Dataset records on visual material:
────────────────

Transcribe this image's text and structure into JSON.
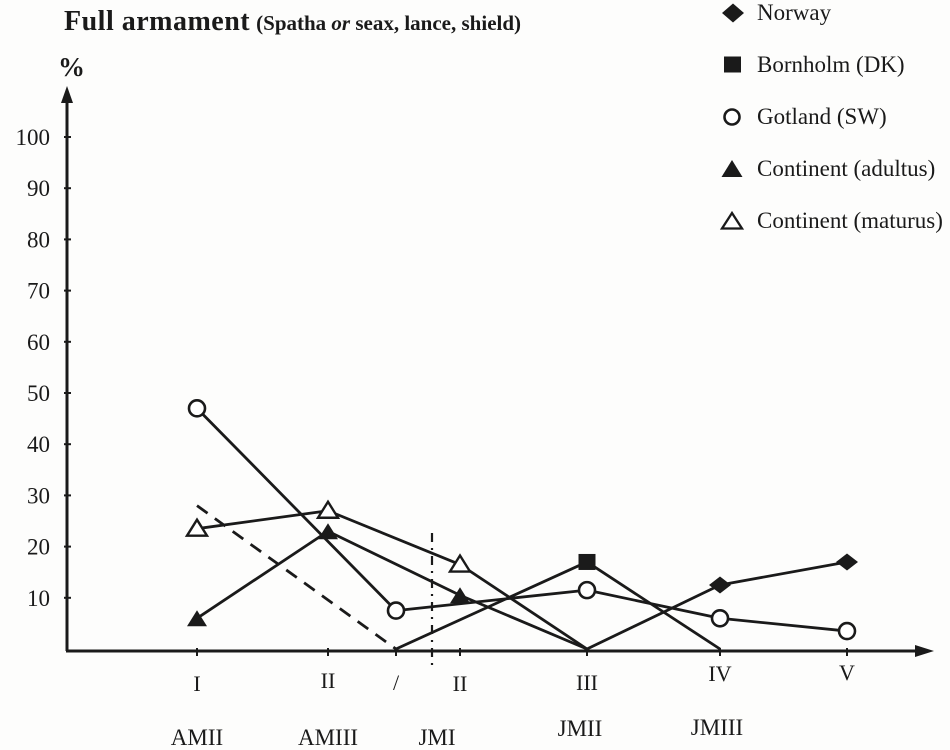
{
  "figure": {
    "title_main": "Full armament",
    "title_paren_pre": "(Spatha ",
    "title_paren_italic": "or",
    "title_paren_post": " seax, lance, shield)",
    "y_axis_unit": "%"
  },
  "chart_data": {
    "type": "line",
    "title": "Full armament (Spatha or seax, lance, shield)",
    "ylabel": "%",
    "ylim": [
      0,
      100
    ],
    "yticks": [
      10,
      20,
      30,
      40,
      50,
      60,
      70,
      80,
      90,
      100
    ],
    "categories": [
      "I",
      "II",
      "/",
      "II",
      "III",
      "IV",
      "V"
    ],
    "period_labels": [
      "AMII",
      "AMIII",
      "JMI",
      "JMII",
      "JMIII"
    ],
    "legend_position": "top-right",
    "grid": false,
    "phase_divider_note": "dash-dot vertical line between AM and JM phases",
    "ink_color": "#1a1a1a",
    "series": [
      {
        "name": "Norway",
        "marker": "filled-diamond",
        "values": [
          null,
          null,
          null,
          null,
          0,
          12.5,
          17
        ],
        "markers_at": [
          5,
          6
        ]
      },
      {
        "name": "Bornholm (DK)",
        "marker": "filled-square",
        "values": [
          28,
          null,
          0,
          null,
          17,
          0,
          null
        ],
        "markers_at": [
          4
        ],
        "dash_before_index": 2
      },
      {
        "name": "Gotland (SW)",
        "marker": "open-circle",
        "values": [
          47,
          null,
          7.5,
          null,
          11.5,
          6,
          3.5
        ],
        "markers_at": [
          0,
          2,
          4,
          5,
          6
        ]
      },
      {
        "name": "Continent (adultus)",
        "marker": "filled-triangle",
        "values": [
          6,
          23,
          null,
          10.5,
          0,
          null,
          null
        ],
        "markers_at": [
          0,
          1,
          3
        ]
      },
      {
        "name": "Continent (maturus)",
        "marker": "open-triangle",
        "values": [
          23.5,
          27,
          null,
          16.5,
          0,
          null,
          null
        ],
        "markers_at": [
          0,
          1,
          3
        ]
      }
    ]
  }
}
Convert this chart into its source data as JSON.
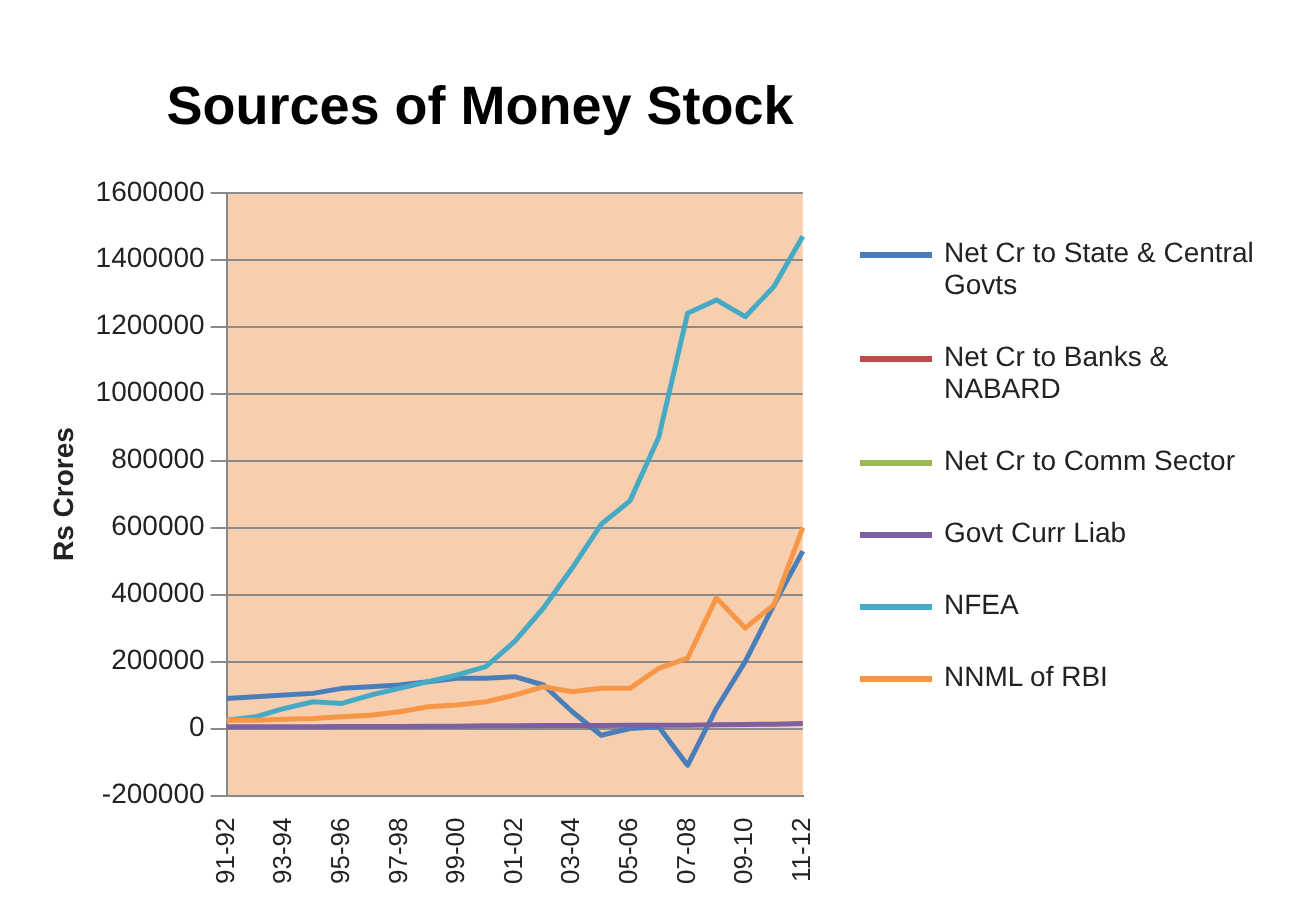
{
  "chart_data": {
    "type": "line",
    "title": "Sources of Money Stock",
    "ylabel": "Rs Crores",
    "categories": [
      "91-92",
      null,
      "93-94",
      null,
      "95-96",
      null,
      "97-98",
      null,
      "99-00",
      null,
      "01-02",
      null,
      "03-04",
      null,
      "05-06",
      null,
      "07-08",
      null,
      "09-10",
      null,
      "11-12"
    ],
    "series": [
      {
        "name": "Net Cr to State & Central Govts",
        "color": "#4a7ebb",
        "values": [
          90000,
          95000,
          100000,
          105000,
          120000,
          125000,
          130000,
          140000,
          150000,
          150000,
          155000,
          130000,
          50000,
          -20000,
          0,
          5000,
          -110000,
          60000,
          200000,
          370000,
          530000
        ]
      },
      {
        "name": "Net Cr to Banks & NABARD",
        "color": "#be4b48",
        "values": [
          null,
          null,
          null,
          null,
          null,
          null,
          null,
          null,
          null,
          null,
          null,
          null,
          null,
          null,
          null,
          null,
          null,
          null,
          null,
          null,
          null
        ]
      },
      {
        "name": "Net Cr to Comm Sector",
        "color": "#98b954",
        "values": [
          null,
          null,
          null,
          null,
          null,
          null,
          null,
          null,
          null,
          null,
          null,
          null,
          null,
          null,
          null,
          null,
          null,
          null,
          null,
          null,
          null
        ]
      },
      {
        "name": "Govt Curr Liab",
        "color": "#7d60a0",
        "values": [
          5000,
          5000,
          5000,
          5000,
          6000,
          6000,
          6000,
          7000,
          7000,
          8000,
          8000,
          9000,
          9000,
          9000,
          10000,
          10000,
          10000,
          11000,
          12000,
          13000,
          15000
        ]
      },
      {
        "name": "NFEA",
        "color": "#46aac5",
        "values": [
          25000,
          35000,
          60000,
          80000,
          75000,
          100000,
          120000,
          140000,
          160000,
          185000,
          260000,
          360000,
          480000,
          610000,
          680000,
          870000,
          1240000,
          1280000,
          1230000,
          1320000,
          1470000
        ]
      },
      {
        "name": "NNML of RBI",
        "color": "#f79646",
        "values": [
          25000,
          25000,
          28000,
          30000,
          35000,
          40000,
          50000,
          65000,
          70000,
          80000,
          100000,
          125000,
          110000,
          120000,
          120000,
          180000,
          210000,
          390000,
          300000,
          370000,
          600000
        ]
      }
    ],
    "ylim": [
      -200000,
      1600000
    ],
    "yticks": [
      -200000,
      0,
      200000,
      400000,
      600000,
      800000,
      1000000,
      1200000,
      1400000,
      1600000
    ],
    "grid": "y",
    "legend": "right",
    "marker": "none",
    "line_style": "solid"
  }
}
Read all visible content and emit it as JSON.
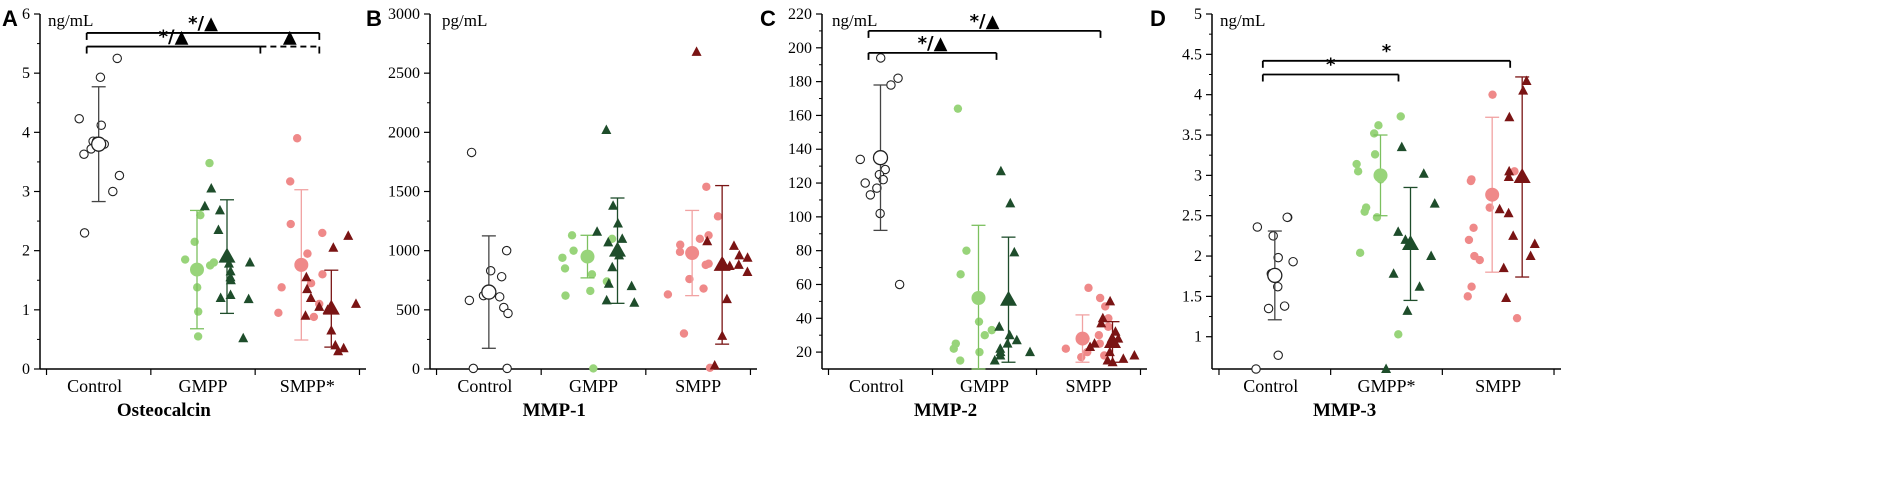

────────────────

GIVEN REQUEST »
Write out all the entries word for word, but skip any images.

ANSWER »
Transcribe this image's text and structure into JSON.
{
  "figure": {
    "title_main": "Full armament",
    "title_paren_pre": "(Spatha ",
    "title_paren_italic": "or",
    "title_paren_post": " seax, lance, shield)",
    "y_axis_unit": "%"
  },
  "chart_data": {
    "type": "line",
    "title": "Full armament (Spatha or seax, lance, shield)",
    "ylabel": "%",
    "ylim": [
      0,
      100
    ],
    "yticks": [
      10,
      20,
      30,
      40,
      50,
      60,
      70,
      80,
      90,
      100
    ],
    "categories": [
      "I",
      "II",
      "/",
      "II",
      "III",
      "IV",
      "V"
    ],
    "period_labels": [
      "AMII",
      "AMIII",
      "JMI",
      "JMII",
      "JMIII"
    ],
    "legend_position": "top-right",
    "grid": false,
    "phase_divider_note": "dash-dot vertical line between AM and JM phases",
    "ink_color": "#1a1a1a",
    "series": [
      {
        "name": "Norway",
        "marker": "filled-diamond",
        "values": [
          null,
          null,
          null,
          null,
          0,
          12.5,
          17
        ],
        "markers_at": [
          5,
          6
        ]
      },
      {
        "name": "Bornholm (DK)",
        "marker": "filled-square",
        "values": [
          28,
          null,
          0,
          null,
          17,
          0,
          null
        ],
        "markers_at": [
          4
        ],
        "dash_before_index": 2
      },
      {
        "name": "Gotland (SW)",
        "marker": "open-circle",
        "values": [
          47,
          null,
          7.5,
          null,
          11.5,
          6,
          3.5
        ],
        "markers_at": [
          0,
          2,
          4,
          5,
          6
        ]
      },
      {
        "name": "Continent (adultus)",
        "marker": "filled-triangle",
        "values": [
          6,
          23,
          null,
          10.5,
          0,
          null,
          null
        ],
        "markers_at": [
          0,
          1,
          3
        ]
      },
      {
        "name": "Continent (maturus)",
        "marker": "open-triangle",
        "values": [
          23.5,
          27,
          null,
          16.5,
          0,
          null,
          null
        ],
        "markers_at": [
          0,
          1,
          3
        ]
      }
    ]
  }
}
Convert this chart into its source data as JSON.
{
  "chart_data": {
    "type": "line",
    "title": "Sources of Money Stock",
    "ylabel": "Rs Crores",
    "categories": [
      "91-92",
      null,
      "93-94",
      null,
      "95-96",
      null,
      "97-98",
      null,
      "99-00",
      null,
      "01-02",
      null,
      "03-04",
      null,
      "05-06",
      null,
      "07-08",
      null,
      "09-10",
      null,
      "11-12"
    ],
    "series": [
      {
        "name": "Net Cr to State & Central Govts",
        "color": "#4a7ebb",
        "values": [
          90000,
          95000,
          100000,
          105000,
          120000,
          125000,
          130000,
          140000,
          150000,
          150000,
          155000,
          130000,
          50000,
          -20000,
          0,
          5000,
          -110000,
          60000,
          200000,
          370000,
          530000
        ]
      },
      {
        "name": "Net Cr to Banks & NABARD",
        "color": "#be4b48",
        "values": [
          null,
          null,
          null,
          null,
          null,
          null,
          null,
          null,
          null,
          null,
          null,
          null,
          null,
          null,
          null,
          null,
          null,
          null,
          null,
          null,
          null
        ]
      },
      {
        "name": "Net Cr to Comm Sector",
        "color": "#98b954",
        "values": [
          null,
          null,
          null,
          null,
          null,
          null,
          null,
          null,
          null,
          null,
          null,
          null,
          null,
          null,
          null,
          null,
          null,
          null,
          null,
          null,
          null
        ]
      },
      {
        "name": "Govt Curr Liab",
        "color": "#7d60a0",
        "values": [
          5000,
          5000,
          5000,
          5000,
          6000,
          6000,
          6000,
          7000,
          7000,
          8000,
          8000,
          9000,
          9000,
          9000,
          10000,
          10000,
          10000,
          11000,
          12000,
          13000,
          15000
        ]
      },
      {
        "name": "NFEA",
        "color": "#46aac5",
        "values": [
          25000,
          35000,
          60000,
          80000,
          75000,
          100000,
          120000,
          140000,
          160000,
          185000,
          260000,
          360000,
          480000,
          610000,
          680000,
          870000,
          1240000,
          1280000,
          1230000,
          1320000,
          1470000
        ]
      },
      {
        "name": "NNML of RBI",
        "color": "#f79646",
        "values": [
          25000,
          25000,
          28000,
          30000,
          35000,
          40000,
          50000,
          65000,
          70000,
          80000,
          100000,
          125000,
          110000,
          120000,
          120000,
          180000,
          210000,
          390000,
          300000,
          370000,
          600000
        ]
      }
    ],
    "ylim": [
      -200000,
      1600000
    ],
    "yticks": [
      -200000,
      0,
      200000,
      400000,
      600000,
      800000,
      1000000,
      1200000,
      1400000,
      1600000
    ],
    "grid": "y",
    "legend": "right",
    "marker": "none",
    "line_style": "solid"
  }
}
Read all visible content and emit it as JSON.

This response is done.